+++ Material for this exercise +++
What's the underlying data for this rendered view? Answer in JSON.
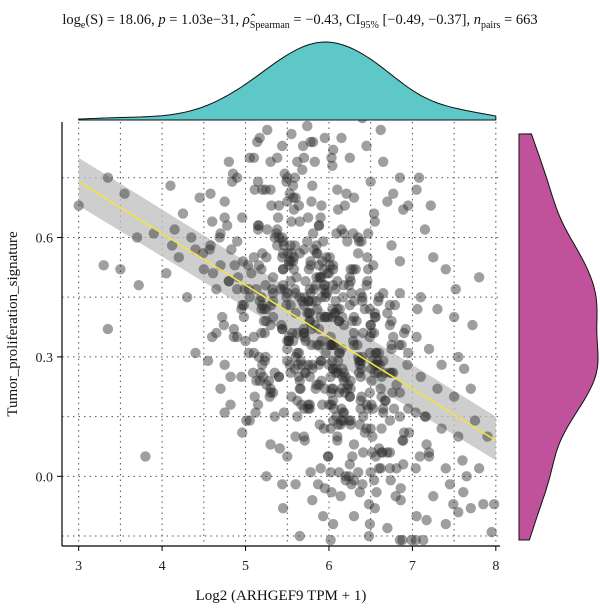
{
  "stats": {
    "log_prefix": "log",
    "log_base": "e",
    "s_value": "(S) = 18.06, ",
    "p_label": "p",
    "p_value": " = 1.03e−31, ",
    "rho_label": "ρ̂",
    "rho_sub": "Spearman",
    "rho_value": " = −0.43, CI",
    "ci_sub": "95%",
    "ci_value": " [−0.49, −0.37], ",
    "n_label": "n",
    "n_sub": "pairs",
    "n_value": " = 663"
  },
  "colors": {
    "points": "#2b2b2b",
    "fit_line": "#f0e442",
    "confidence_band": "#bdbdbd",
    "x_density": "#5ec7c7",
    "y_density": "#c0519b",
    "grid": "#555555"
  },
  "chart_data": {
    "type": "scatter",
    "title": "",
    "xlabel": "Log2 (ARHGEF9 TPM + 1)",
    "ylabel": "Tumor_proliferation_signature",
    "xlim": [
      2.8,
      8.05
    ],
    "ylim": [
      -0.175,
      0.89
    ],
    "x_ticks": [
      3,
      4,
      5,
      6,
      7,
      8
    ],
    "y_ticks": [
      0.0,
      0.3,
      0.6
    ],
    "y_tick_labels": [
      "0.0",
      "0.3",
      "0.6"
    ],
    "grid": true,
    "n_points": 663,
    "fit": {
      "x": [
        3.0,
        8.0
      ],
      "y": [
        0.74,
        0.09
      ],
      "ci_lower": [
        0.68,
        0.04
      ],
      "ci_upper": [
        0.8,
        0.15
      ]
    },
    "points": [
      [
        3.0,
        0.68
      ],
      [
        3.35,
        0.75
      ],
      [
        3.55,
        0.71
      ],
      [
        3.7,
        0.6
      ],
      [
        3.9,
        0.61
      ],
      [
        3.3,
        0.53
      ],
      [
        3.5,
        0.52
      ],
      [
        3.72,
        0.48
      ],
      [
        3.35,
        0.37
      ],
      [
        3.8,
        0.05
      ],
      [
        4.1,
        0.73
      ],
      [
        4.25,
        0.66
      ],
      [
        4.45,
        0.7
      ],
      [
        4.6,
        0.64
      ],
      [
        4.75,
        0.69
      ],
      [
        4.9,
        0.59
      ],
      [
        4.2,
        0.55
      ],
      [
        4.5,
        0.52
      ],
      [
        4.8,
        0.49
      ],
      [
        4.3,
        0.45
      ],
      [
        4.65,
        0.36
      ],
      [
        4.4,
        0.31
      ],
      [
        4.7,
        0.22
      ],
      [
        4.55,
        0.29
      ],
      [
        4.85,
        0.76
      ],
      [
        4.35,
        0.6
      ],
      [
        4.05,
        0.51
      ],
      [
        4.95,
        0.42
      ],
      [
        4.6,
        0.35
      ],
      [
        4.75,
        0.28
      ],
      [
        4.9,
        0.35
      ],
      [
        4.95,
        0.25
      ],
      [
        4.82,
        0.18
      ],
      [
        4.98,
        0.4
      ],
      [
        4.15,
        0.62
      ],
      [
        4.58,
        0.71
      ],
      [
        4.7,
        0.53
      ],
      [
        4.4,
        0.57
      ],
      [
        4.9,
        0.47
      ],
      [
        4.12,
        0.58
      ],
      [
        5.1,
        0.8
      ],
      [
        5.3,
        0.79
      ],
      [
        5.5,
        0.75
      ],
      [
        5.7,
        0.8
      ],
      [
        5.2,
        0.72
      ],
      [
        5.4,
        0.68
      ],
      [
        5.6,
        0.7
      ],
      [
        5.8,
        0.73
      ],
      [
        5.15,
        0.62
      ],
      [
        5.35,
        0.6
      ],
      [
        5.55,
        0.64
      ],
      [
        5.75,
        0.65
      ],
      [
        5.25,
        0.55
      ],
      [
        5.45,
        0.52
      ],
      [
        5.65,
        0.56
      ],
      [
        5.85,
        0.58
      ],
      [
        5.05,
        0.45
      ],
      [
        5.25,
        0.42
      ],
      [
        5.45,
        0.48
      ],
      [
        5.65,
        0.45
      ],
      [
        5.85,
        0.5
      ],
      [
        5.1,
        0.35
      ],
      [
        5.3,
        0.38
      ],
      [
        5.5,
        0.32
      ],
      [
        5.7,
        0.37
      ],
      [
        5.9,
        0.4
      ],
      [
        5.2,
        0.28
      ],
      [
        5.4,
        0.25
      ],
      [
        5.6,
        0.3
      ],
      [
        5.8,
        0.27
      ],
      [
        5.15,
        0.18
      ],
      [
        5.35,
        0.15
      ],
      [
        5.55,
        0.2
      ],
      [
        5.75,
        0.17
      ],
      [
        5.95,
        0.22
      ],
      [
        5.3,
        0.08
      ],
      [
        5.5,
        0.05
      ],
      [
        5.7,
        0.1
      ],
      [
        5.9,
        0.02
      ],
      [
        5.6,
        -0.02
      ],
      [
        5.8,
        -0.06
      ],
      [
        5.45,
        -0.08
      ],
      [
        5.65,
        -0.15
      ],
      [
        5.25,
        0.0
      ],
      [
        5.95,
        0.85
      ],
      [
        5.05,
        0.8
      ],
      [
        5.55,
        0.86
      ],
      [
        5.78,
        0.84
      ],
      [
        5.38,
        0.8
      ],
      [
        5.68,
        0.77
      ],
      [
        6.05,
        0.82
      ],
      [
        6.25,
        0.8
      ],
      [
        6.45,
        0.83
      ],
      [
        6.65,
        0.79
      ],
      [
        6.1,
        0.72
      ],
      [
        6.3,
        0.7
      ],
      [
        6.5,
        0.74
      ],
      [
        6.7,
        0.69
      ],
      [
        6.15,
        0.62
      ],
      [
        6.35,
        0.6
      ],
      [
        6.55,
        0.64
      ],
      [
        6.75,
        0.58
      ],
      [
        6.05,
        0.52
      ],
      [
        6.25,
        0.5
      ],
      [
        6.45,
        0.48
      ],
      [
        6.65,
        0.46
      ],
      [
        6.85,
        0.54
      ],
      [
        6.1,
        0.42
      ],
      [
        6.3,
        0.4
      ],
      [
        6.5,
        0.38
      ],
      [
        6.7,
        0.41
      ],
      [
        6.9,
        0.36
      ],
      [
        6.15,
        0.32
      ],
      [
        6.35,
        0.3
      ],
      [
        6.55,
        0.28
      ],
      [
        6.75,
        0.26
      ],
      [
        6.95,
        0.31
      ],
      [
        6.05,
        0.22
      ],
      [
        6.25,
        0.2
      ],
      [
        6.45,
        0.18
      ],
      [
        6.65,
        0.16
      ],
      [
        6.85,
        0.21
      ],
      [
        6.1,
        0.1
      ],
      [
        6.3,
        0.08
      ],
      [
        6.5,
        0.12
      ],
      [
        6.7,
        0.06
      ],
      [
        6.9,
        0.11
      ],
      [
        6.2,
        0.0
      ],
      [
        6.4,
        -0.02
      ],
      [
        6.6,
        0.02
      ],
      [
        6.8,
        -0.05
      ],
      [
        6.3,
        -0.1
      ],
      [
        6.55,
        -0.08
      ],
      [
        6.05,
        -0.12
      ],
      [
        6.02,
        -0.16
      ],
      [
        6.15,
        0.85
      ],
      [
        6.62,
        0.87
      ],
      [
        6.85,
        0.75
      ],
      [
        6.95,
        0.68
      ],
      [
        6.4,
        0.9
      ],
      [
        7.05,
        0.72
      ],
      [
        7.15,
        0.62
      ],
      [
        7.25,
        0.55
      ],
      [
        7.4,
        0.52
      ],
      [
        7.1,
        0.45
      ],
      [
        7.3,
        0.42
      ],
      [
        7.5,
        0.4
      ],
      [
        7.05,
        0.35
      ],
      [
        7.2,
        0.32
      ],
      [
        7.35,
        0.28
      ],
      [
        7.55,
        0.3
      ],
      [
        7.1,
        0.25
      ],
      [
        7.3,
        0.22
      ],
      [
        7.5,
        0.2
      ],
      [
        7.7,
        0.22
      ],
      [
        7.15,
        0.15
      ],
      [
        7.35,
        0.12
      ],
      [
        7.55,
        0.1
      ],
      [
        7.75,
        0.14
      ],
      [
        7.2,
        0.05
      ],
      [
        7.4,
        0.02
      ],
      [
        7.6,
        0.04
      ],
      [
        7.8,
        0.02
      ],
      [
        7.25,
        -0.05
      ],
      [
        7.45,
        -0.02
      ],
      [
        7.65,
        0.0
      ],
      [
        7.7,
        -0.08
      ],
      [
        7.85,
        -0.07
      ],
      [
        7.98,
        -0.07
      ],
      [
        7.55,
        -0.09
      ],
      [
        7.4,
        -0.12
      ],
      [
        7.95,
        -0.14
      ],
      [
        7.05,
        -0.1
      ],
      [
        7.08,
        0.75
      ],
      [
        7.22,
        0.68
      ],
      [
        7.52,
        0.47
      ],
      [
        7.72,
        0.38
      ],
      [
        7.8,
        0.5
      ],
      [
        7.9,
        0.1
      ],
      [
        7.62,
        0.27
      ]
    ]
  }
}
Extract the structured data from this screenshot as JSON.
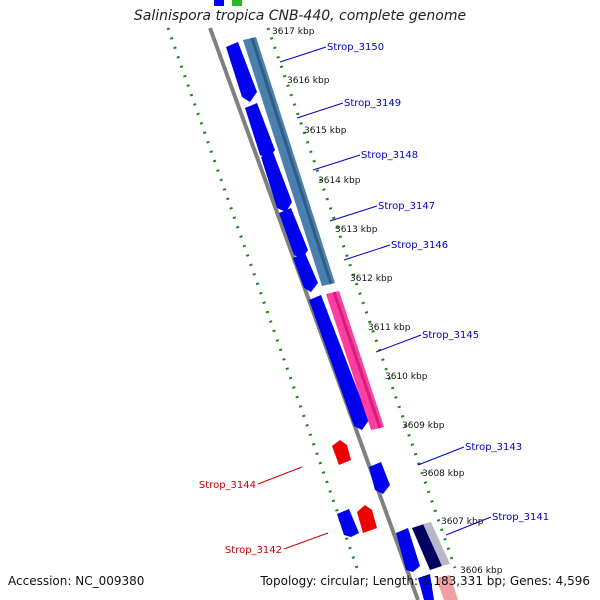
{
  "title": "Salinispora tropica CNB-440, complete genome",
  "footer": {
    "accession": "Accession: NC_009380",
    "summary": "Topology: circular; Length: 5,183,331 bp; Genes: 4,596"
  },
  "colors": {
    "cds": "#0000ee",
    "operon_steel": "#4a7fae",
    "operon_pink": "#ff3ea0",
    "rna_red": "#ee0000",
    "backbone": "#808080",
    "gc_dots": "#1a8a1a",
    "forward_label": "#0000cc",
    "reverse_label": "#cc0000"
  },
  "ticks": [
    {
      "label": "3617 kbp"
    },
    {
      "label": "3616 kbp"
    },
    {
      "label": "3615 kbp"
    },
    {
      "label": "3614 kbp"
    },
    {
      "label": "3613 kbp"
    },
    {
      "label": "3612 kbp"
    },
    {
      "label": "3611 kbp"
    },
    {
      "label": "3610 kbp"
    },
    {
      "label": "3609 kbp"
    },
    {
      "label": "3608 kbp"
    },
    {
      "label": "3607 kbp"
    },
    {
      "label": "3606 kbp"
    }
  ],
  "gene_labels": [
    {
      "label": "Strop_3150",
      "strand": "forward"
    },
    {
      "label": "Strop_3149",
      "strand": "forward"
    },
    {
      "label": "Strop_3148",
      "strand": "forward"
    },
    {
      "label": "Strop_3147",
      "strand": "forward"
    },
    {
      "label": "Strop_3146",
      "strand": "forward"
    },
    {
      "label": "Strop_3145",
      "strand": "forward"
    },
    {
      "label": "Strop_3143",
      "strand": "forward"
    },
    {
      "label": "Strop_3144",
      "strand": "reverse"
    },
    {
      "label": "Strop_3141",
      "strand": "forward"
    },
    {
      "label": "Strop_3142",
      "strand": "reverse"
    }
  ]
}
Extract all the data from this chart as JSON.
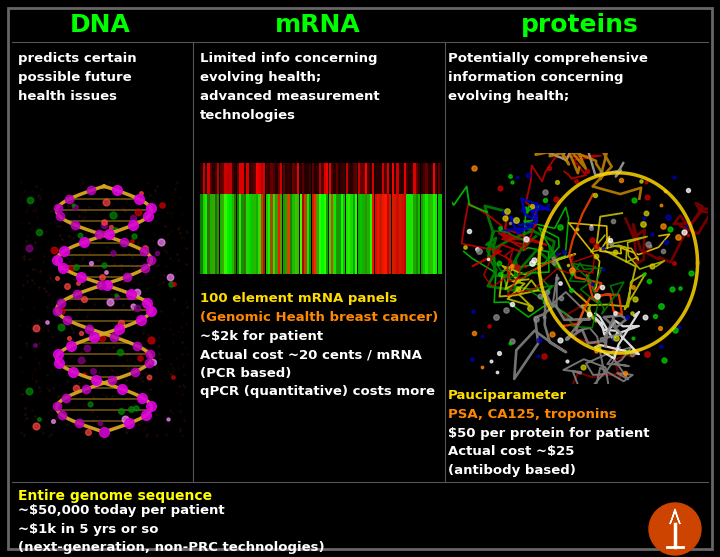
{
  "bg_color": "#000000",
  "border_color": "#666666",
  "title_dna": "DNA",
  "title_mrna": "mRNA",
  "title_proteins": "proteins",
  "title_color": "#00ff00",
  "white_color": "#ffffff",
  "yellow_color": "#ffff00",
  "orange_color": "#ff8c00",
  "dna_subtitle": "predicts certain\npossible future\nhealth issues",
  "mrna_subtitle": "Limited info concerning\nevolving health;\nadvanced measurement\ntechnologies",
  "proteins_subtitle": "Potentially comprehensive\ninformation concerning\nevolving health;",
  "mrna_panel_line1": "100 element mRNA panels",
  "mrna_panel_line1_color": "#ffdd00",
  "mrna_panel_line2": "(Genomic Health breast cancer)",
  "mrna_panel_line2_color": "#ff8800",
  "mrna_bullets": "~$2k for patient\nActual cost ~20 cents / mRNA\n(PCR based)\nqPCR (quantitative) costs more",
  "proteins_label": "Pauciparameter",
  "proteins_label_color": "#ffdd00",
  "proteins_sublabel": "PSA, CA125, troponins",
  "proteins_sublabel_color": "#ff8800",
  "proteins_bullets": "$50 per protein for patient\nActual cost ~$25\n(antibody based)",
  "bottom_title": "Entire genome sequence",
  "bottom_title_color": "#ffff00",
  "bottom_bullets": "~$50,000 today per patient\n~$1k in 5 yrs or so\n(next-generation, non-PRC technologies)",
  "divider_color": "#555555",
  "logo_color": "#cc4400"
}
+++
▶ _Work required_:
The answer must be an exact transcription of the lines from the one containing "Extract all the data from this chart as JSON." through the last line of the records above, both included, with no pictures.

▶ _Problem solution_:
Extract all the data from this chart as JSON.
{
  "bg_color": "#000000",
  "border_color": "#666666",
  "title_dna": "DNA",
  "title_mrna": "mRNA",
  "title_proteins": "proteins",
  "title_color": "#00ff00",
  "white_color": "#ffffff",
  "yellow_color": "#ffff00",
  "orange_color": "#ff8c00",
  "dna_subtitle": "predicts certain\npossible future\nhealth issues",
  "mrna_subtitle": "Limited info concerning\nevolving health;\nadvanced measurement\ntechnologies",
  "proteins_subtitle": "Potentially comprehensive\ninformation concerning\nevolving health;",
  "mrna_panel_line1": "100 element mRNA panels",
  "mrna_panel_line1_color": "#ffdd00",
  "mrna_panel_line2": "(Genomic Health breast cancer)",
  "mrna_panel_line2_color": "#ff8800",
  "mrna_bullets": "~$2k for patient\nActual cost ~20 cents / mRNA\n(PCR based)\nqPCR (quantitative) costs more",
  "proteins_label": "Pauciparameter",
  "proteins_label_color": "#ffdd00",
  "proteins_sublabel": "PSA, CA125, troponins",
  "proteins_sublabel_color": "#ff8800",
  "proteins_bullets": "$50 per protein for patient\nActual cost ~$25\n(antibody based)",
  "bottom_title": "Entire genome sequence",
  "bottom_title_color": "#ffff00",
  "bottom_bullets": "~$50,000 today per patient\n~$1k in 5 yrs or so\n(next-generation, non-PRC technologies)",
  "divider_color": "#555555",
  "logo_color": "#cc4400"
}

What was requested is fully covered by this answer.